**WHAT TO WORK ON**
Filter this material down to the lines that hold "type", copying each one.

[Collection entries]
--*--
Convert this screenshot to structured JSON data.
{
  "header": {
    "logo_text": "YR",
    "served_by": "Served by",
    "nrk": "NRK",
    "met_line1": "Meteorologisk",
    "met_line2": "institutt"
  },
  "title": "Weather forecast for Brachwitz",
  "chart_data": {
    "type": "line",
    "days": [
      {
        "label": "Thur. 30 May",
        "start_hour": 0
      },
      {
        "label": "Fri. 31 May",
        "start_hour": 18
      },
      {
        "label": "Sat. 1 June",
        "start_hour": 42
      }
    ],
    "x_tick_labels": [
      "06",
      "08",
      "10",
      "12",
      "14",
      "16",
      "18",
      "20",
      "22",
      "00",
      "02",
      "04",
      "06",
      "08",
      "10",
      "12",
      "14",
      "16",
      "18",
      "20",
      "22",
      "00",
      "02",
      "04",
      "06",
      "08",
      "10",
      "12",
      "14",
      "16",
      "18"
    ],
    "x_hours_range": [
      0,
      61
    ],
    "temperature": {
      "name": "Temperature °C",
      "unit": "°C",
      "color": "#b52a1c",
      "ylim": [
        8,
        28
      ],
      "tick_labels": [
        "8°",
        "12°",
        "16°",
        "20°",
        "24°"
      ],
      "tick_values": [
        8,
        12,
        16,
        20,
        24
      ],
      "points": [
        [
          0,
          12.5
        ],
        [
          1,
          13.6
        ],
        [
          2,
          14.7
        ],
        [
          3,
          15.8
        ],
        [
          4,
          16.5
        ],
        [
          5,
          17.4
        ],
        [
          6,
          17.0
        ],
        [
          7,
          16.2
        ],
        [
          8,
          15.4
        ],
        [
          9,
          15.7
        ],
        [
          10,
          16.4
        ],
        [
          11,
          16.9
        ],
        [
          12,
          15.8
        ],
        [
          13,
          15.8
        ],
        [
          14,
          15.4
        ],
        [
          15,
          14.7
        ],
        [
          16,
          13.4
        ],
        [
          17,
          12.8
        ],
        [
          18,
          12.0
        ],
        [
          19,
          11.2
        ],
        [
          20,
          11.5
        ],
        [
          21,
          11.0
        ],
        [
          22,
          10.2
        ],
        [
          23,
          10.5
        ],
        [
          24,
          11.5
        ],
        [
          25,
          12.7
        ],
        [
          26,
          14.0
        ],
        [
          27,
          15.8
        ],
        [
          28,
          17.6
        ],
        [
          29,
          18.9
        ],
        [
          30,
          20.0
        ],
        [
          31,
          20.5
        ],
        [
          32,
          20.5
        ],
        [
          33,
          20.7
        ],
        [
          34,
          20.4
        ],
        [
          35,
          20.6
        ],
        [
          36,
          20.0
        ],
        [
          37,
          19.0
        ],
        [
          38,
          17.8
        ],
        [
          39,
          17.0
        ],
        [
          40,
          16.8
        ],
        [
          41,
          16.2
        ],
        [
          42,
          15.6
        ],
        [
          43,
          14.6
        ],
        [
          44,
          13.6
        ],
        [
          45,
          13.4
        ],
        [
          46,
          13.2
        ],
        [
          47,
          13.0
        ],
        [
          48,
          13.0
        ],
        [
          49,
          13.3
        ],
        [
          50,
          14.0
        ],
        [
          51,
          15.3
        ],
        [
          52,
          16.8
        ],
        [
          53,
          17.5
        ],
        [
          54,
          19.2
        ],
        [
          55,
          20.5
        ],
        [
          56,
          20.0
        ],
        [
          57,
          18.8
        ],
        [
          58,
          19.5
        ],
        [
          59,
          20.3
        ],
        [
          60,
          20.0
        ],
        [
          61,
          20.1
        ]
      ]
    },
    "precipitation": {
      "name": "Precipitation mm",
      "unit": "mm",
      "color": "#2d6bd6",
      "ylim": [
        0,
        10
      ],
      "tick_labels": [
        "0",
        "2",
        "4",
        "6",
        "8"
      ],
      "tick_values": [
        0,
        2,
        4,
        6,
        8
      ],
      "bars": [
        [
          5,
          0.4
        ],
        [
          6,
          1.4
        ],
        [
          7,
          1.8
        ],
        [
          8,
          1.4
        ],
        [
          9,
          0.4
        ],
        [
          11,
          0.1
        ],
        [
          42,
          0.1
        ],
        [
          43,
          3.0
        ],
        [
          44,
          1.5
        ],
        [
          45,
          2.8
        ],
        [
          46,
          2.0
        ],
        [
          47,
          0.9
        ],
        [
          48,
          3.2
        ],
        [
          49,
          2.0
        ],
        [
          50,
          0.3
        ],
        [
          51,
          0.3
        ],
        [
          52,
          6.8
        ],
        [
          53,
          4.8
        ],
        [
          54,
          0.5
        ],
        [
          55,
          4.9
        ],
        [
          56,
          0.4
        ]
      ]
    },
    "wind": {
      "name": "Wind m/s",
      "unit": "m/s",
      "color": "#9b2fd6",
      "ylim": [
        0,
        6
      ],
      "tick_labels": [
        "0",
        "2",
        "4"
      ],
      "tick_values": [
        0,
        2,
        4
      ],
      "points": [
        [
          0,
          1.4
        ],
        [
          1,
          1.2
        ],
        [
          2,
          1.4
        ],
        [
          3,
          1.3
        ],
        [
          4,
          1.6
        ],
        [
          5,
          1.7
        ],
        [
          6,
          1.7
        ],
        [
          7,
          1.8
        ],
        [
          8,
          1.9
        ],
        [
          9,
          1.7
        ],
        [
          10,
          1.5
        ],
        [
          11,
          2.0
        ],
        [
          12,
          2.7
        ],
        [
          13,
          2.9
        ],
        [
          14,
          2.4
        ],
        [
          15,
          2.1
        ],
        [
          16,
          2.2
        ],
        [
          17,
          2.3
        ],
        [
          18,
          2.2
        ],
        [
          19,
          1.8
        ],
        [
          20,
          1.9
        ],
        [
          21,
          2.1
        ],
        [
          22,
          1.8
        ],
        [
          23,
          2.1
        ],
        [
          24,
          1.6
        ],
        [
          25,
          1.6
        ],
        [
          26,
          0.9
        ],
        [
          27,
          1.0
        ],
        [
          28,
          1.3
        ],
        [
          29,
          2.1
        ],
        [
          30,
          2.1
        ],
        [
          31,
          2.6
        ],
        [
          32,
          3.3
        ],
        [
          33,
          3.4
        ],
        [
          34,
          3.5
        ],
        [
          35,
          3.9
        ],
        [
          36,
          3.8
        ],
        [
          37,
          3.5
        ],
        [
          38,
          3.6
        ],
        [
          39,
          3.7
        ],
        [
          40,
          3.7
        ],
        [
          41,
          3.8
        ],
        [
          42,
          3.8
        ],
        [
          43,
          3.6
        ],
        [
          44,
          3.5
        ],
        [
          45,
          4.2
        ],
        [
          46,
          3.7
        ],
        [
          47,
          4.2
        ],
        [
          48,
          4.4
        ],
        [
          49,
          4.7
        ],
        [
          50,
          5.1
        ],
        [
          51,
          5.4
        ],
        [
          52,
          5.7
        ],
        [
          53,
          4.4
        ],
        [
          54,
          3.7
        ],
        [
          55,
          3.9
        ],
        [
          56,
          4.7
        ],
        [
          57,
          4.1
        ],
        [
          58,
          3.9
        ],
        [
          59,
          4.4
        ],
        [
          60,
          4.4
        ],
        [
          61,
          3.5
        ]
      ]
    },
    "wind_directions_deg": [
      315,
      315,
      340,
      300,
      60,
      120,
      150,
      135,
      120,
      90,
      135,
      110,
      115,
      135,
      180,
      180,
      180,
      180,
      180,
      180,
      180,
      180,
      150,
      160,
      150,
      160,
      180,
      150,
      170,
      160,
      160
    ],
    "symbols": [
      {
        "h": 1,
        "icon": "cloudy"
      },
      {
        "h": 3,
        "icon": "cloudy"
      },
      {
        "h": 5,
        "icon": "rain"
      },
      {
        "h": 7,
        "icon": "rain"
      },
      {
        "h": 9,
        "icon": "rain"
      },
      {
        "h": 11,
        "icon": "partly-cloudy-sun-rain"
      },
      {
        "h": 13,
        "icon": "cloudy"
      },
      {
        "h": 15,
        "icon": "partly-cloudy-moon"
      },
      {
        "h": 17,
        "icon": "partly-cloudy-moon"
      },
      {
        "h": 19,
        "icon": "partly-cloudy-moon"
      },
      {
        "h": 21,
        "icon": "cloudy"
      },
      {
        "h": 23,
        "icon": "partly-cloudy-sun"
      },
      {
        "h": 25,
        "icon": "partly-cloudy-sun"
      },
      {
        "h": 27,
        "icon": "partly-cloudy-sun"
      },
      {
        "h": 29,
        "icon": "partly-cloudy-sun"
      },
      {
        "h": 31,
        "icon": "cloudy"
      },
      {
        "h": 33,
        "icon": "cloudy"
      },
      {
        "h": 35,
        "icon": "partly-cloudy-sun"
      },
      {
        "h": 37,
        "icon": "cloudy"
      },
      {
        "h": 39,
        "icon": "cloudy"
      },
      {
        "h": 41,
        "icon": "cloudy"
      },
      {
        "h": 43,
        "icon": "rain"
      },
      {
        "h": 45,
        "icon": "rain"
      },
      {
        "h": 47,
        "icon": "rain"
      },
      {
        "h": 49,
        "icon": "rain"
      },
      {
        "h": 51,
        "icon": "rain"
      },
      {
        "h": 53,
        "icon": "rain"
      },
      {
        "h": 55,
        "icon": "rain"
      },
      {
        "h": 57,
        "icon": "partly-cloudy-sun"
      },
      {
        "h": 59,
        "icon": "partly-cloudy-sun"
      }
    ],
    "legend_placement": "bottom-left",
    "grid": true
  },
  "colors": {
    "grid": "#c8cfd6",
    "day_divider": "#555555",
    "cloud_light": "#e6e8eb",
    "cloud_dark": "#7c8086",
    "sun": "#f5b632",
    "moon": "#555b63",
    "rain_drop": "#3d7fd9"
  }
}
--*--
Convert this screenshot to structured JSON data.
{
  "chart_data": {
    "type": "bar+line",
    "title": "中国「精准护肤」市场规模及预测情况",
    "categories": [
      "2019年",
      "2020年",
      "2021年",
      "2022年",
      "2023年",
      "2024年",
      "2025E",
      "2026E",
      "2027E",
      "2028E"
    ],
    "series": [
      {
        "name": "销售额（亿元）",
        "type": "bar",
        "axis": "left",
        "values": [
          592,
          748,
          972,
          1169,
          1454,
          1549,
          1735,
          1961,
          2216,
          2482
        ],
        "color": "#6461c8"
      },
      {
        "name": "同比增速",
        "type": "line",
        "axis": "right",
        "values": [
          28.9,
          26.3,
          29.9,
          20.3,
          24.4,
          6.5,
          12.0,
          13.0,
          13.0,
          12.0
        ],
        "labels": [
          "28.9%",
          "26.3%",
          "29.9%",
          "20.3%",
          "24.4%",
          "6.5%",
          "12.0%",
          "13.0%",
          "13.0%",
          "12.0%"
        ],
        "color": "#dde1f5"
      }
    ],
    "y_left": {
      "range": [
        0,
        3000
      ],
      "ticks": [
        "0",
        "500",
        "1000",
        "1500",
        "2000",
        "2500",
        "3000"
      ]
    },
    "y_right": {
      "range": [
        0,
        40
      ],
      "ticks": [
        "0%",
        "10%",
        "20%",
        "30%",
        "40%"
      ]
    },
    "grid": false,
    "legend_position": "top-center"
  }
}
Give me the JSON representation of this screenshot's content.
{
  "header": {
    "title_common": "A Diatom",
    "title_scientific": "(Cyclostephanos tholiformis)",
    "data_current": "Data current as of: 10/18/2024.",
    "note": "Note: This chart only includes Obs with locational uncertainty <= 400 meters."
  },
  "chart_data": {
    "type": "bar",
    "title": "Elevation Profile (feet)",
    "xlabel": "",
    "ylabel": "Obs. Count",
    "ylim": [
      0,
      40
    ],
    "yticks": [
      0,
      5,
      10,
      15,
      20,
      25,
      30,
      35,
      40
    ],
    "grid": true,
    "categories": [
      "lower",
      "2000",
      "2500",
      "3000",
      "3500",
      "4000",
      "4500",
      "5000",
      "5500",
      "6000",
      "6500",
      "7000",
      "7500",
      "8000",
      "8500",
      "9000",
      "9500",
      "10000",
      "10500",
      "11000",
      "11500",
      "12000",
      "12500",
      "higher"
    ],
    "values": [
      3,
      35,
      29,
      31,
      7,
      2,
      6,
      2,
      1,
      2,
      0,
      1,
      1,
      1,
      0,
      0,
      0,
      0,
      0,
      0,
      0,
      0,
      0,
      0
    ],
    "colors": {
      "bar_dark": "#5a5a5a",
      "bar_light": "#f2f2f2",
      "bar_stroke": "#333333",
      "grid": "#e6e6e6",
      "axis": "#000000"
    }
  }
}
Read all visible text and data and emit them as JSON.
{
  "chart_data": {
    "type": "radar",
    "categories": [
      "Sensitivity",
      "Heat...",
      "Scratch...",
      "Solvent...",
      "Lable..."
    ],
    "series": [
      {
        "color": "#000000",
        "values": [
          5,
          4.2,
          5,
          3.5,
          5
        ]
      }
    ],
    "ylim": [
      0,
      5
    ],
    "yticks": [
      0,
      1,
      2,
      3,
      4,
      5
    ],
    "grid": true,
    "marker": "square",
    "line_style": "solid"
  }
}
--*--
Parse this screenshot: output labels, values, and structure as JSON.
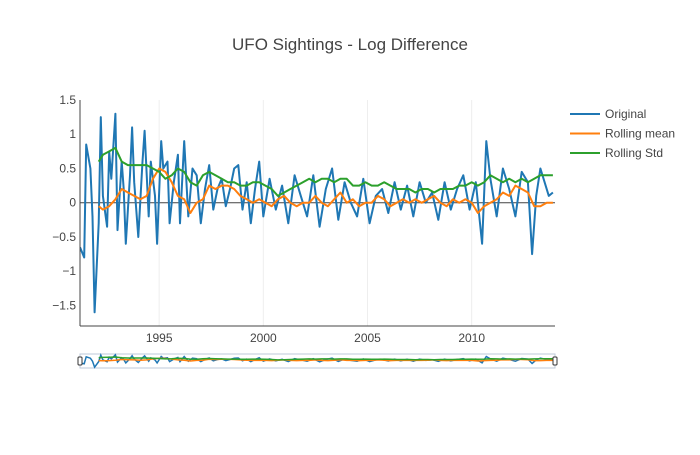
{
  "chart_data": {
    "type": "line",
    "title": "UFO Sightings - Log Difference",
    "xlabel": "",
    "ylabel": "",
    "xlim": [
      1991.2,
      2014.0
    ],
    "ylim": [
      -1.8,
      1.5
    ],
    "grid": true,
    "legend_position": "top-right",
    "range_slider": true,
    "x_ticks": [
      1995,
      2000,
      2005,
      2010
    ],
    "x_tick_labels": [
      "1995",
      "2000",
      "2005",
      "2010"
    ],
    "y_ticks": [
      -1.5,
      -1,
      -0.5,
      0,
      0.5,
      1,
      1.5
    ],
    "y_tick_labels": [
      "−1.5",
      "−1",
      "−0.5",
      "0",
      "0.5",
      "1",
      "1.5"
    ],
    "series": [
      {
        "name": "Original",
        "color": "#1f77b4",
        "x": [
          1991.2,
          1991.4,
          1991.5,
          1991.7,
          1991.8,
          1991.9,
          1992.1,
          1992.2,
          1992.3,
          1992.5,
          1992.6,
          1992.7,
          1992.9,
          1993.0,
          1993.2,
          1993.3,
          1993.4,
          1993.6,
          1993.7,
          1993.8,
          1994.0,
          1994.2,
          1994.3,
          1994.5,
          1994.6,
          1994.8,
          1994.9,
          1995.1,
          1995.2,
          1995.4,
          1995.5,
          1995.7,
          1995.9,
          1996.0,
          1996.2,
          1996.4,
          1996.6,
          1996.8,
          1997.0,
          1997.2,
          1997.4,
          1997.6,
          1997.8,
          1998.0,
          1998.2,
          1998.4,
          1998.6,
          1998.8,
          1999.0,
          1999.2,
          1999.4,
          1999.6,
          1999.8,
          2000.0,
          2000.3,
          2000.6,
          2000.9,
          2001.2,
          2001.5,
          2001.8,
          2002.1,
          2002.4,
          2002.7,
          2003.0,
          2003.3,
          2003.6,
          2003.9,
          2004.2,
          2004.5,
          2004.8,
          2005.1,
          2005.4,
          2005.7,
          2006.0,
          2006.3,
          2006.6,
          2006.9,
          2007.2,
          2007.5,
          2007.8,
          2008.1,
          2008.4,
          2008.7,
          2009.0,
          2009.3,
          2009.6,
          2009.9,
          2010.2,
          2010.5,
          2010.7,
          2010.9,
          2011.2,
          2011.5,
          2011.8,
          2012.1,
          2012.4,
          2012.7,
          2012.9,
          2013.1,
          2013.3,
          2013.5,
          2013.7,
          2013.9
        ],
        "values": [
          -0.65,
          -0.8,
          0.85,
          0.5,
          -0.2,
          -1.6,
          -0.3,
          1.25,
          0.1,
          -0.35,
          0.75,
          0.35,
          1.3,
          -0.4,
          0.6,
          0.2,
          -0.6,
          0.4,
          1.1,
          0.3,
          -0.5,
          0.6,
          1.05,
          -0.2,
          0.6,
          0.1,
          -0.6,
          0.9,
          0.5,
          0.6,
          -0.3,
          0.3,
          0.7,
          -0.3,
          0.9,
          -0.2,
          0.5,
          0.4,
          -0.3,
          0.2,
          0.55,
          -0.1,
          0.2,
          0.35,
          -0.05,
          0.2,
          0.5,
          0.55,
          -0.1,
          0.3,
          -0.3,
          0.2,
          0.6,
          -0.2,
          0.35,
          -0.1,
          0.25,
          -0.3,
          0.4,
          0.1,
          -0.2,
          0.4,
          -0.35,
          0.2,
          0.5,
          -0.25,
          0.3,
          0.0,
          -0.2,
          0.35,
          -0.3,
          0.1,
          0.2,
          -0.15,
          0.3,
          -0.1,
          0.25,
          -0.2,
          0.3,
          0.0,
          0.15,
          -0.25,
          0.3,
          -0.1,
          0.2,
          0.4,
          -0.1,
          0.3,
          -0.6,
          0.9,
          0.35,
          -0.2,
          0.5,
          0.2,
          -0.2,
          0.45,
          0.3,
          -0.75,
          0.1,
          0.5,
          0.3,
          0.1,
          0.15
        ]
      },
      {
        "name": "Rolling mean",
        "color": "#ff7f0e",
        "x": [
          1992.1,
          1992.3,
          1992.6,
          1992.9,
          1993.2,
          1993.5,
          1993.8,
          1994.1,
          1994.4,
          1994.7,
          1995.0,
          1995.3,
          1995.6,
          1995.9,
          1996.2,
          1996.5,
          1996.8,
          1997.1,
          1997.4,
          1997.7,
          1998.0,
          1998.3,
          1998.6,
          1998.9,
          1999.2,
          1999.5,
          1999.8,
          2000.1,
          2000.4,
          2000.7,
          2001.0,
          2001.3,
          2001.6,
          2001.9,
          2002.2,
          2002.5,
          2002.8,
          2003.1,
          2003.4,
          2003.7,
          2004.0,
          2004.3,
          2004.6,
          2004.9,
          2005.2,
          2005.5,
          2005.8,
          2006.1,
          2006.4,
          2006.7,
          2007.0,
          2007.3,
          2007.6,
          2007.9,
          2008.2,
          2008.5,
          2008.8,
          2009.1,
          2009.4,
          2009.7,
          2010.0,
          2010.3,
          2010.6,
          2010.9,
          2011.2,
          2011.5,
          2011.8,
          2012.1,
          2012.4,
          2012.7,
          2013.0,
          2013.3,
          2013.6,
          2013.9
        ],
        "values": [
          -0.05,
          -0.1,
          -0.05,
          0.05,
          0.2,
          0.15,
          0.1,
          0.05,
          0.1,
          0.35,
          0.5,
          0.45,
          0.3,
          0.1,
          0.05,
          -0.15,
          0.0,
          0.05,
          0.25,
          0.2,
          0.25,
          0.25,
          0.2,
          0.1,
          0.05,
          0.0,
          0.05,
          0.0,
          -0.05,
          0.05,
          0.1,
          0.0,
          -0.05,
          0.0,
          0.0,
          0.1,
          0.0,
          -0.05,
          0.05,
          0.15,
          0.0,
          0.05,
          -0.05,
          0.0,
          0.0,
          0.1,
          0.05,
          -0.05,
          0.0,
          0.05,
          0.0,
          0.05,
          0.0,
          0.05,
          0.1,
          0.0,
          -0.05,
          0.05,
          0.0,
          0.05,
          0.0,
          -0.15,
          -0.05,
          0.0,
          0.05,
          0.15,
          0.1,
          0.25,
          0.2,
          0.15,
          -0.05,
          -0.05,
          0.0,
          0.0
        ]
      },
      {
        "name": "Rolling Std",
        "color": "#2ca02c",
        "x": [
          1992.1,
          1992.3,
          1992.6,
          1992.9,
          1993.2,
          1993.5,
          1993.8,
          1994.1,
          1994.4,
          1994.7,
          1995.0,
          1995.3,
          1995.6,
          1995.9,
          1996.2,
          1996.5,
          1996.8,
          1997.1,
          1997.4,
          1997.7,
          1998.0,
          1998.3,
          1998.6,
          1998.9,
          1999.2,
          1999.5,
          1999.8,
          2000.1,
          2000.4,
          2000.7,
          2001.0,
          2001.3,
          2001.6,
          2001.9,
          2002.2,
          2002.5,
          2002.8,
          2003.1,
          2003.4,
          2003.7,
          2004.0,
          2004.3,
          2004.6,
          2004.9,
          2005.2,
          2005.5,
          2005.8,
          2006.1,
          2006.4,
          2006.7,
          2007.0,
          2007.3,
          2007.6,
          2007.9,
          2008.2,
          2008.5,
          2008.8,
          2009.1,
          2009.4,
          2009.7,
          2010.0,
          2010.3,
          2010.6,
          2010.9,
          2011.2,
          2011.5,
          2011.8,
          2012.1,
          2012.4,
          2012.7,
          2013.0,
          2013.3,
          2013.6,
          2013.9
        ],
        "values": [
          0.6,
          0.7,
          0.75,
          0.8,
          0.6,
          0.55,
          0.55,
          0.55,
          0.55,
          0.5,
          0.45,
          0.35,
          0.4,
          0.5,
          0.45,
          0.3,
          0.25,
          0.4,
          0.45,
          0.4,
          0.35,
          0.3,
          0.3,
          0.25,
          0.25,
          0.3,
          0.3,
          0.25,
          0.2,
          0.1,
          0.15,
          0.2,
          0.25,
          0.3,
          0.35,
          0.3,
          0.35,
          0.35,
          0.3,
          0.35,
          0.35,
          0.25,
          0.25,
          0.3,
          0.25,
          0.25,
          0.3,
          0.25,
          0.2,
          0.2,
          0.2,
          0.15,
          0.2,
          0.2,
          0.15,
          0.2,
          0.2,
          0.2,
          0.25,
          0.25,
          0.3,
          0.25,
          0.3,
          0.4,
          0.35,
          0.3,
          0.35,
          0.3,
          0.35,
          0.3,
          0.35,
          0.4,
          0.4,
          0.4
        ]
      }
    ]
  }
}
--*--
**ANSWER TO THE EXERCISE**
    "type": "line",
    "type": "bar+line",
        "type": "bar",
        "type": "line",
    "type": "bar",
    "type": "radar",
    "type": "line",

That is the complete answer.